AIM OF THE TASK: Sort through the data and copy the lines holding the word "made".

── RECORDS FOR THIS EXERCISE

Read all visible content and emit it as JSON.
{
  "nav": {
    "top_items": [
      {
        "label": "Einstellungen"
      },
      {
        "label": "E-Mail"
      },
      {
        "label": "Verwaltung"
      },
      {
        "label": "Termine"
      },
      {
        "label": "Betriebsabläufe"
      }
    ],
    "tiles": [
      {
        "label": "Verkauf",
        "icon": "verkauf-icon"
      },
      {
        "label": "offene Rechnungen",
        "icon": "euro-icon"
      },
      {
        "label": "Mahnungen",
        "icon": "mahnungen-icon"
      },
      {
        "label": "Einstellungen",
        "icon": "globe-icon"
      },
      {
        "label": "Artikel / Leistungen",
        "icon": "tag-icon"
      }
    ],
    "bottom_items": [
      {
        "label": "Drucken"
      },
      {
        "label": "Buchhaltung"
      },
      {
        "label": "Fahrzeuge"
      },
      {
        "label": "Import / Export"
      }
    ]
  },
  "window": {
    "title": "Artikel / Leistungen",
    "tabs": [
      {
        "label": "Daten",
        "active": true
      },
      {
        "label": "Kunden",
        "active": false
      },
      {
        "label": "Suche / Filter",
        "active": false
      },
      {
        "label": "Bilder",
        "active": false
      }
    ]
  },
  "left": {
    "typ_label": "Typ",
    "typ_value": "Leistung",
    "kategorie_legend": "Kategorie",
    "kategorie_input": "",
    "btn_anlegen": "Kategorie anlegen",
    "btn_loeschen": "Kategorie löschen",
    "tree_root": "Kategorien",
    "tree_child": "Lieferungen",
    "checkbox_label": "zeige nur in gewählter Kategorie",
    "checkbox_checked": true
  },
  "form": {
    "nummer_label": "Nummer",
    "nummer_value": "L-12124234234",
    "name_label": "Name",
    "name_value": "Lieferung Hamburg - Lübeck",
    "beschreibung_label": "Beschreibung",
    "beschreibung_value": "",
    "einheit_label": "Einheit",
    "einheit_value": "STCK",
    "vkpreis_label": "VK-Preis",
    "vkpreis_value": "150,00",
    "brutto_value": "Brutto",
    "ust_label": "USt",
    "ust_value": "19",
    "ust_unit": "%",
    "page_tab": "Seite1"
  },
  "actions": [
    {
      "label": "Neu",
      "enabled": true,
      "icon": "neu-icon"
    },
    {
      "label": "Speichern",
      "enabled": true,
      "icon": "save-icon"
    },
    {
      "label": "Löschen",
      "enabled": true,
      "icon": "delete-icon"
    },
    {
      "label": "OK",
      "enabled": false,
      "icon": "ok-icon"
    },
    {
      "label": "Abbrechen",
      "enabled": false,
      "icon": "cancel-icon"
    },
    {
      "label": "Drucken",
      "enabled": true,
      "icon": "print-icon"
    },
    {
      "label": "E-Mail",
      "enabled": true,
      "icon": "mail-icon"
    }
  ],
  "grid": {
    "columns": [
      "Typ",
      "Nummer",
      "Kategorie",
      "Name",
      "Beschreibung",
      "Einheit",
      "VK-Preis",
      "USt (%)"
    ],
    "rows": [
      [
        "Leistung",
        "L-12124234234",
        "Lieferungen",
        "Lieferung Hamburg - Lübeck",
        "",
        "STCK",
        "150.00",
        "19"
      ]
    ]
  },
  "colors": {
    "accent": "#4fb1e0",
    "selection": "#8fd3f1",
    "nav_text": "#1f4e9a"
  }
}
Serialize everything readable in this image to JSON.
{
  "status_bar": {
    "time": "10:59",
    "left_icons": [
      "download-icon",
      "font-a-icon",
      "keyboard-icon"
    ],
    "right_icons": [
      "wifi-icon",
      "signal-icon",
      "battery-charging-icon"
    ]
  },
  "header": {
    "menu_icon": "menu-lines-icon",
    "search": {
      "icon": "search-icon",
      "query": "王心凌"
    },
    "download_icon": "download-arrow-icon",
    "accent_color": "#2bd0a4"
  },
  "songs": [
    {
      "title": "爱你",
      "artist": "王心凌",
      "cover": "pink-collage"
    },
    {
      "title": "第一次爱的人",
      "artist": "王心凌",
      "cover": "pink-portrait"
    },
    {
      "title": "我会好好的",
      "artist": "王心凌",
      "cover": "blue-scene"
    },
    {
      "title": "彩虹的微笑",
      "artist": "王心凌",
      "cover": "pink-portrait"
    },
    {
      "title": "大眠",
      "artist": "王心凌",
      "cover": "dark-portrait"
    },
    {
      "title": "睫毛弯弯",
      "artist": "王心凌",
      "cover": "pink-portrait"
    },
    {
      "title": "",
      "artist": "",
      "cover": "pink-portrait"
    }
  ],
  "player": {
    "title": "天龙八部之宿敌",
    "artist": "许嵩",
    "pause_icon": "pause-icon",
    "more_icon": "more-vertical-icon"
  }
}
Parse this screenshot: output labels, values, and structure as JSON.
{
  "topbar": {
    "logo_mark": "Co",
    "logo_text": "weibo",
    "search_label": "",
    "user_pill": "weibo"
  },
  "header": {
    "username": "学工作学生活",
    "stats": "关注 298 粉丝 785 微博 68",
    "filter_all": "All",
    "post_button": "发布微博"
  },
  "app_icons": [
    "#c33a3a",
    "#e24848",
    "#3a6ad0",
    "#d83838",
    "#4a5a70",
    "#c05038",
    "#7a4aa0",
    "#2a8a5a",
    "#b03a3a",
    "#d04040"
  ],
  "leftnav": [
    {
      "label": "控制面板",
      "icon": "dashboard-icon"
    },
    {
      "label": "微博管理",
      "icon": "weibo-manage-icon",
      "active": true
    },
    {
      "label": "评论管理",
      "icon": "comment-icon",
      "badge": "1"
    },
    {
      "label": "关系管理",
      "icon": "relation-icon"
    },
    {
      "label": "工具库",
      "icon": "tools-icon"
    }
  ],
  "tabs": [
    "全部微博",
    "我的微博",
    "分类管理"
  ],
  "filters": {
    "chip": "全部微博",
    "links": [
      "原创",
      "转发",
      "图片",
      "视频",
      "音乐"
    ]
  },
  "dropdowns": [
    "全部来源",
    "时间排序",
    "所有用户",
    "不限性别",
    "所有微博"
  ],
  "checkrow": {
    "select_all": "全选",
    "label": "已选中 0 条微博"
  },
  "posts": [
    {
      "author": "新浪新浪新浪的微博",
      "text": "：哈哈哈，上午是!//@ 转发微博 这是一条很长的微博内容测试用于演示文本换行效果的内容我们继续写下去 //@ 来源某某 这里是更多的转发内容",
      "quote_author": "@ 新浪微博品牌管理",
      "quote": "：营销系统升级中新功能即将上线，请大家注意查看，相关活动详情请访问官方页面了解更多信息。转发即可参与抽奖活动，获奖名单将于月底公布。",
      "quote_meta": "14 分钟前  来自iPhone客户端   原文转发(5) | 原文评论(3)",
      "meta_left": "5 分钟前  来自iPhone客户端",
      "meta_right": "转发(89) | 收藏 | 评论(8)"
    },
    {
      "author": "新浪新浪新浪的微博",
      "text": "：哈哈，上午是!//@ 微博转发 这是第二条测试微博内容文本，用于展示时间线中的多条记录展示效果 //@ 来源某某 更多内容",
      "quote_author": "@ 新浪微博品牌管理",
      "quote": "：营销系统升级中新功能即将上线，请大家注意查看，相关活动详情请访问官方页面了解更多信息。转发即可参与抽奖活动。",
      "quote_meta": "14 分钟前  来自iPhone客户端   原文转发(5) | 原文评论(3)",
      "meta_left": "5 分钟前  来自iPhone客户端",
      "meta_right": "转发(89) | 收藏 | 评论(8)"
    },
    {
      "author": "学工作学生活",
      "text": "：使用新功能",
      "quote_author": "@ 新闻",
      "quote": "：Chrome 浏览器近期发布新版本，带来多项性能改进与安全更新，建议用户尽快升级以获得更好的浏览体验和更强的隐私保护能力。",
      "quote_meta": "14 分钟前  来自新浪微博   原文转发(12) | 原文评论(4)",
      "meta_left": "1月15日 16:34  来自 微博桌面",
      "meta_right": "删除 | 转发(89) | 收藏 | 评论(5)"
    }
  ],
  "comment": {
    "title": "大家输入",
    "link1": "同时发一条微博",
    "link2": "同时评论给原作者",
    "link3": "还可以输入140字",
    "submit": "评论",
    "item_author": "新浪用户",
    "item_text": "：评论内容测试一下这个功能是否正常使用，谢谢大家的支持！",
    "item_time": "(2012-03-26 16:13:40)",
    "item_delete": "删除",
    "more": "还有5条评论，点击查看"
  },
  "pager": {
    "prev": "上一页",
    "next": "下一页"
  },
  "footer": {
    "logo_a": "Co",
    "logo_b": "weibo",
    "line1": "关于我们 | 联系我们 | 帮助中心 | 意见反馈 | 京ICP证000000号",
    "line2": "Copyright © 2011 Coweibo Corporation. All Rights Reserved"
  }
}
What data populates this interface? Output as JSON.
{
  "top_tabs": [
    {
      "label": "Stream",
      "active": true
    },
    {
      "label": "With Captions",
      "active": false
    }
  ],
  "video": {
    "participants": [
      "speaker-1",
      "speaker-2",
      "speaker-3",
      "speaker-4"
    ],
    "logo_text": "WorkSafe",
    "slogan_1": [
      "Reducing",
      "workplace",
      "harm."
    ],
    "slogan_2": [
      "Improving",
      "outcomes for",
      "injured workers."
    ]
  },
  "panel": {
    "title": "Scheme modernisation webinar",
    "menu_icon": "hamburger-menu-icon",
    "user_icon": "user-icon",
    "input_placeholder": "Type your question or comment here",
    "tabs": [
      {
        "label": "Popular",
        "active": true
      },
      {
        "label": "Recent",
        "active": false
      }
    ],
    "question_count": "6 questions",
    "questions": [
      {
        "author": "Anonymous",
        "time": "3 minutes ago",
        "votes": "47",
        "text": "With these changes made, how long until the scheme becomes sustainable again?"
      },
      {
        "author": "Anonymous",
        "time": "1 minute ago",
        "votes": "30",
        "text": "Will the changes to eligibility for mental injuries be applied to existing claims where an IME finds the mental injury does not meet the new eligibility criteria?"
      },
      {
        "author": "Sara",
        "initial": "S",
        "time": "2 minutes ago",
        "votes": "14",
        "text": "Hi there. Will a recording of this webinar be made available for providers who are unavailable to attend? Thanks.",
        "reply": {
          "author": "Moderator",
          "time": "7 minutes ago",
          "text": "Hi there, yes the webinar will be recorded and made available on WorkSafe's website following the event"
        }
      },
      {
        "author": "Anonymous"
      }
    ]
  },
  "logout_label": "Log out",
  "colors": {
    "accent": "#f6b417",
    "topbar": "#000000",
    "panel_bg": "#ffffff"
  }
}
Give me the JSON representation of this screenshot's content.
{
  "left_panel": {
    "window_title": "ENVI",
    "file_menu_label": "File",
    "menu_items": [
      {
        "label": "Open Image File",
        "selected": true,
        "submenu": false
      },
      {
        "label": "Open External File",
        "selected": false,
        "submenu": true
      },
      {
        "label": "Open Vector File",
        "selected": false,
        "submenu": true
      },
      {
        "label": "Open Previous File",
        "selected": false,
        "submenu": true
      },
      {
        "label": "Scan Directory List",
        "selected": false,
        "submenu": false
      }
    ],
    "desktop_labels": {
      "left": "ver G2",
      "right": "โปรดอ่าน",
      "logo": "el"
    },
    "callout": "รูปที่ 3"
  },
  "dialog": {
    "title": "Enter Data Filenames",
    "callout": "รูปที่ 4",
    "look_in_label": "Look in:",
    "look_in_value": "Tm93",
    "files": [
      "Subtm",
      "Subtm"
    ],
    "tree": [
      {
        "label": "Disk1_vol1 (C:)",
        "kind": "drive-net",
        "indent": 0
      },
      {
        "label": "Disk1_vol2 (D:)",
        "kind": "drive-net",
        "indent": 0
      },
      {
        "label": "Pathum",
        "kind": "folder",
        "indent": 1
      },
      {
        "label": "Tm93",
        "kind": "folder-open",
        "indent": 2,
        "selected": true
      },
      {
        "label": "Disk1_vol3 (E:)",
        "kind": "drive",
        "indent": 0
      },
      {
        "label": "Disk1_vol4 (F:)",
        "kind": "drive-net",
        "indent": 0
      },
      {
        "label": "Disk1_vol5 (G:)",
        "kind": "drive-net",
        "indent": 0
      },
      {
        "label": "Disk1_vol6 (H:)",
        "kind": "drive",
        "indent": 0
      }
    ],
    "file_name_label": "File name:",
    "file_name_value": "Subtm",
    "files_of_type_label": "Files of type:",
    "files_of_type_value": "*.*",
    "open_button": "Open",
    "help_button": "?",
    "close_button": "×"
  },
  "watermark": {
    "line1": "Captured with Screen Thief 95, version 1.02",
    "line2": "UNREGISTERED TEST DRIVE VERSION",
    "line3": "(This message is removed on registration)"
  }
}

────

RESULT OF THIS TASK:
        "text": "With these changes made, how long until the scheme becomes sustainable again?"
        "text": "Hi there. Will a recording of this webinar be made available for providers who are unavailable to attend? Thanks.",
          "text": "Hi there, yes the webinar will be recorded and made available on WorkSafe's website following the event"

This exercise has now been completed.